-- WHAT THE TASK ASKS --
Restate the records that follow word for word; no pictures should appear.

-- DATASET --

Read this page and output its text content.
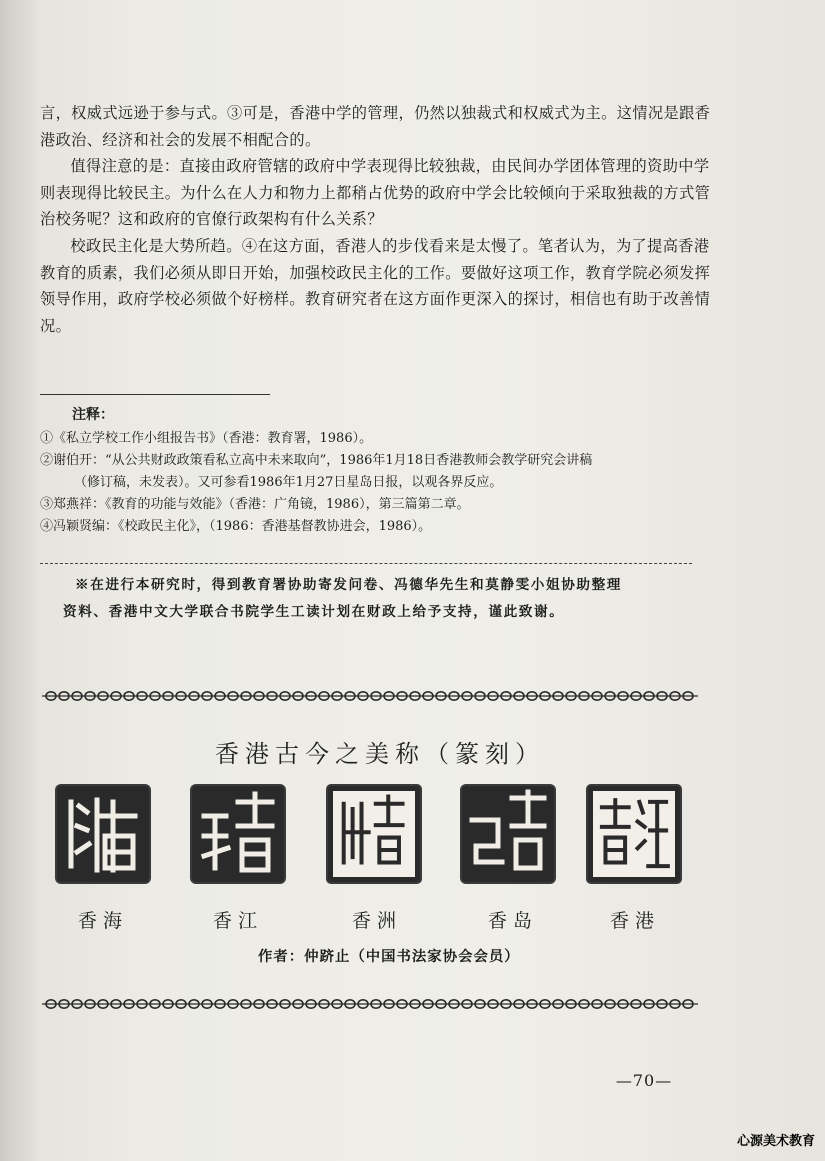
言，权威式远逊于参与式。③可是，香港中学的管理，仍然以独裁式和权威式为主。这情况是跟香港政治、经济和社会的发展不相配合的。

值得注意的是：直接由政府管辖的政府中学表现得比较独裁，由民间办学团体管理的资助中学则表现得比较民主。为什么在人力和物力上都稍占优势的政府中学会比较倾向于采取独裁的方式管治校务呢？这和政府的官僚行政架构有什么关系？

校政民主化是大势所趋。④在这方面，香港人的步伐看来是太慢了。笔者认为，为了提高香港教育的质素，我们必须从即日开始，加强校政民主化的工作。要做好这项工作，教育学院必须发挥领导作用，政府学校必须做个好榜样。教育研究者在这方面作更深入的探讨，相信也有助于改善情况。

注释：

①《私立学校工作小组报告书》（香港：教育署，1986）。

②谢伯开：“从公共财政政策看私立高中未来取向”，1986年1月18日香港教师会教学研究会讲稿

（修订稿，未发表）。又可参看1986年1月27日星岛日报，以观各界反应。

③郑燕祥：《教育的功能与效能》（香港：广角镜，1986），第三篇第二章。

④冯颖贤编：《校政民主化》，（1986：香港基督教协进会，1986）。

※在进行本研究时，得到教育署协助寄发问卷、冯德华先生和莫静雯小姐协助整理

资料、香港中文大学联合书院学生工读计划在财政上给予支持，谨此致谢。

香港古今之美称（篆刻）
香海	香江	香洲	香岛	香港
作者：仲跻止（中国书法家协会会员）
—70—
心源美术教育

-- TASK RESULT --
Read this page and output its text content.
言，权威式远逊于参与式。③可是，香港中学的管理，仍然以独裁式和权威式为主。这情况是跟香港政治、经济和社会的发展不相配合的。

值得注意的是：直接由政府管辖的政府中学表现得比较独裁，由民间办学团体管理的资助中学则表现得比较民主。为什么在人力和物力上都稍占优势的政府中学会比较倾向于采取独裁的方式管治校务呢？这和政府的官僚行政架构有什么关系？

校政民主化是大势所趋。④在这方面，香港人的步伐看来是太慢了。笔者认为，为了提高香港教育的质素，我们必须从即日开始，加强校政民主化的工作。要做好这项工作，教育学院必须发挥领导作用，政府学校必须做个好榜样。教育研究者在这方面作更深入的探讨，相信也有助于改善情况。

注释：

①《私立学校工作小组报告书》（香港：教育署，1986）。

②谢伯开：“从公共财政政策看私立高中未来取向”，1986年1月18日香港教师会教学研究会讲稿

（修订稿，未发表）。又可参看1986年1月27日星岛日报，以观各界反应。

③郑燕祥：《教育的功能与效能》（香港：广角镜，1986），第三篇第二章。

④冯颖贤编：《校政民主化》，（1986：香港基督教协进会，1986）。

※在进行本研究时，得到教育署协助寄发问卷、冯德华先生和莫静雯小姐协助整理

资料、香港中文大学联合书院学生工读计划在财政上给予支持，谨此致谢。

香港古今之美称（篆刻）
香海	香江	香洲	香岛	香港
作者：仲跻止（中国书法家协会会员）
—70—
心源美术教育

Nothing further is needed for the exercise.